— start of Supplied entries —

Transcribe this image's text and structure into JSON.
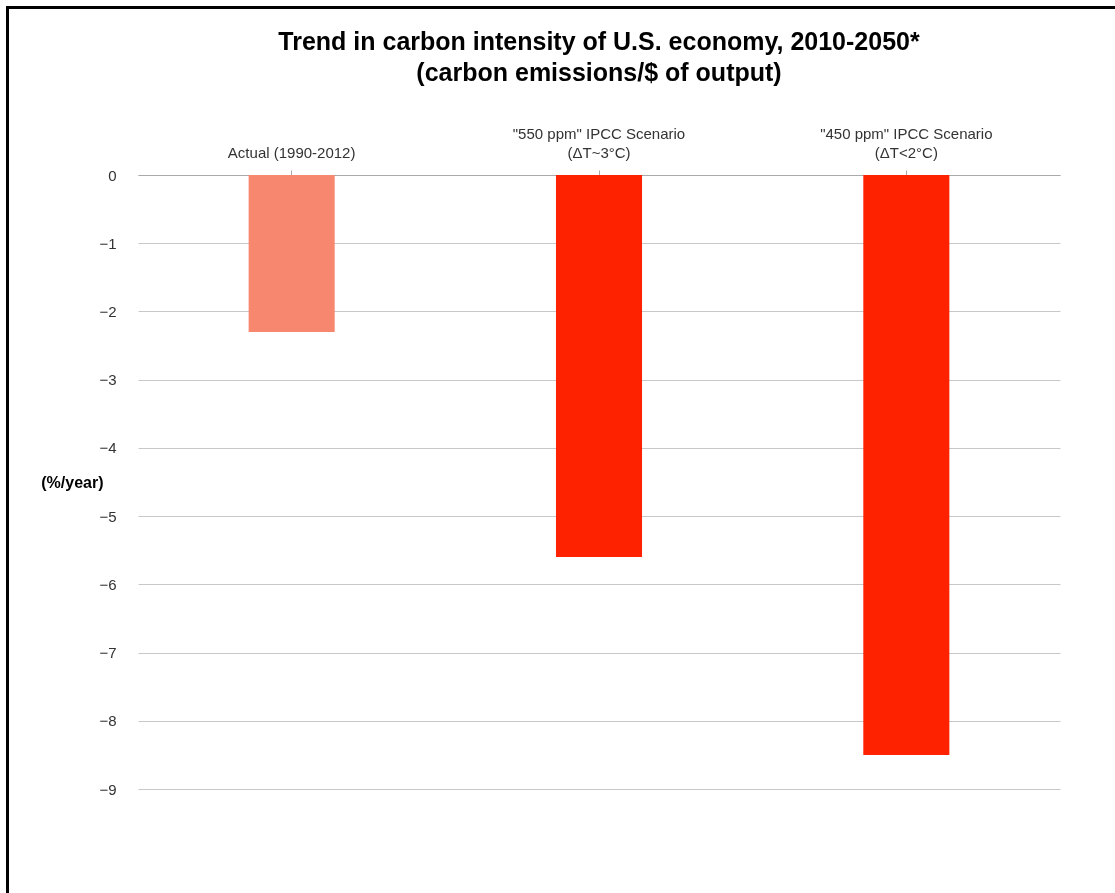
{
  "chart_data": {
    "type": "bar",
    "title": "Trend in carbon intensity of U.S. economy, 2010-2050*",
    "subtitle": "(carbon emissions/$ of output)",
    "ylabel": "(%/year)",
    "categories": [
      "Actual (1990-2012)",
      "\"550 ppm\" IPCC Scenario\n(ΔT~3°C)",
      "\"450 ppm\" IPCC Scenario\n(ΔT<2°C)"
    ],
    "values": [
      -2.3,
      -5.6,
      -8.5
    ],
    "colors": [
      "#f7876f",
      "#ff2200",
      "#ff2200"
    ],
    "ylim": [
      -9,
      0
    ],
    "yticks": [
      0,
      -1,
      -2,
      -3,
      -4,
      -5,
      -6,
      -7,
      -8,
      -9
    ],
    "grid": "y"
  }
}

— end of Supplied entries —

(What you will do)
Working from the entries above, return all lines that contain "carbon".

(Task response)
    "title": "Trend in carbon intensity of U.S. economy, 2010-2050*",
    "subtitle": "(carbon emissions/$ of output)",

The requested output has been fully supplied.